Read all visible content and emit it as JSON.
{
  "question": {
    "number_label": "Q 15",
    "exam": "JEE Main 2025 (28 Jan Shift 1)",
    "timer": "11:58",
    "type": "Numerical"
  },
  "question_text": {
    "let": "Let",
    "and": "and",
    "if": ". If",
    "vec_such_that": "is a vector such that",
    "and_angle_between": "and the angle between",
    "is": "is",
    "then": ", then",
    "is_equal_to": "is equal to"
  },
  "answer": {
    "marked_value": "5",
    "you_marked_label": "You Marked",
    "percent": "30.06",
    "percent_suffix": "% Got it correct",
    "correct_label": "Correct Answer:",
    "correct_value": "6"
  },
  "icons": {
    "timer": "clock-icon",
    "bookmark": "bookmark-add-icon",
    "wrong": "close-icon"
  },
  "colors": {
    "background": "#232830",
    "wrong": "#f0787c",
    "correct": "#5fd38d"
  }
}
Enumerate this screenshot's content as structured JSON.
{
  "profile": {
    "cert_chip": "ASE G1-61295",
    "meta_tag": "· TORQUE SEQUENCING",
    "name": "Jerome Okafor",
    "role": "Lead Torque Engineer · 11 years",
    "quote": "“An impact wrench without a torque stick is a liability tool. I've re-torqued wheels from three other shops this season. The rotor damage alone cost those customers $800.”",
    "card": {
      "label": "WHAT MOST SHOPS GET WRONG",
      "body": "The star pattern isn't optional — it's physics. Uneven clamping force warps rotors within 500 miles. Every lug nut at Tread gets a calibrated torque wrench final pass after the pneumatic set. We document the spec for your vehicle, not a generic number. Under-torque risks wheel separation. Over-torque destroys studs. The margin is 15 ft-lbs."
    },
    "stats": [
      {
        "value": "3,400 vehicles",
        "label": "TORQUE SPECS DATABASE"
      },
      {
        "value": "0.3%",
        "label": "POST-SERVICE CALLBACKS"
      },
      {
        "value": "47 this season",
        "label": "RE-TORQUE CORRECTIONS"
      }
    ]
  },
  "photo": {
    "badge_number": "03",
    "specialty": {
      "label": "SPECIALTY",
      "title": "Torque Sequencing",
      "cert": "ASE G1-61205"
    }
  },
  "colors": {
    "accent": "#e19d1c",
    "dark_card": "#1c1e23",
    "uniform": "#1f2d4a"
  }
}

:::::

» **What the task requires**: Transcribe all entries exactly as they are given.

» **Reply**:
Read all visible content and emit it as JSON.
{
  "question": {
    "number_label": "Q 15",
    "exam": "JEE Main 2025 (28 Jan Shift 1)",
    "timer": "11:58",
    "type": "Numerical"
  },
  "question_text": {
    "let": "Let",
    "and": "and",
    "if": ". If",
    "vec_such_that": "is a vector such that",
    "and_angle_between": "and the angle between",
    "is": "is",
    "then": ", then",
    "is_equal_to": "is equal to"
  },
  "answer": {
    "marked_value": "5",
    "you_marked_label": "You Marked",
    "percent": "30.06",
    "percent_suffix": "% Got it correct",
    "correct_label": "Correct Answer:",
    "correct_value": "6"
  },
  "icons": {
    "timer": "clock-icon",
    "bookmark": "bookmark-add-icon",
    "wrong": "close-icon"
  },
  "colors": {
    "background": "#232830",
    "wrong": "#f0787c",
    "correct": "#5fd38d"
  }
}
Enumerate this screenshot's content as structured JSON.
{
  "profile": {
    "cert_chip": "ASE G1-61295",
    "meta_tag": "· TORQUE SEQUENCING",
    "name": "Jerome Okafor",
    "role": "Lead Torque Engineer · 11 years",
    "quote": "“An impact wrench without a torque stick is a liability tool. I've re-torqued wheels from three other shops this season. The rotor damage alone cost those customers $800.”",
    "card": {
      "label": "WHAT MOST SHOPS GET WRONG",
      "body": "The star pattern isn't optional — it's physics. Uneven clamping force warps rotors within 500 miles. Every lug nut at Tread gets a calibrated torque wrench final pass after the pneumatic set. We document the spec for your vehicle, not a generic number. Under-torque risks wheel separation. Over-torque destroys studs. The margin is 15 ft-lbs."
    },
    "stats": [
      {
        "value": "3,400 vehicles",
        "label": "TORQUE SPECS DATABASE"
      },
      {
        "value": "0.3%",
        "label": "POST-SERVICE CALLBACKS"
      },
      {
        "value": "47 this season",
        "label": "RE-TORQUE CORRECTIONS"
      }
    ]
  },
  "photo": {
    "badge_number": "03",
    "specialty": {
      "label": "SPECIALTY",
      "title": "Torque Sequencing",
      "cert": "ASE G1-61205"
    }
  },
  "colors": {
    "accent": "#e19d1c",
    "dark_card": "#1c1e23",
    "uniform": "#1f2d4a"
  }
}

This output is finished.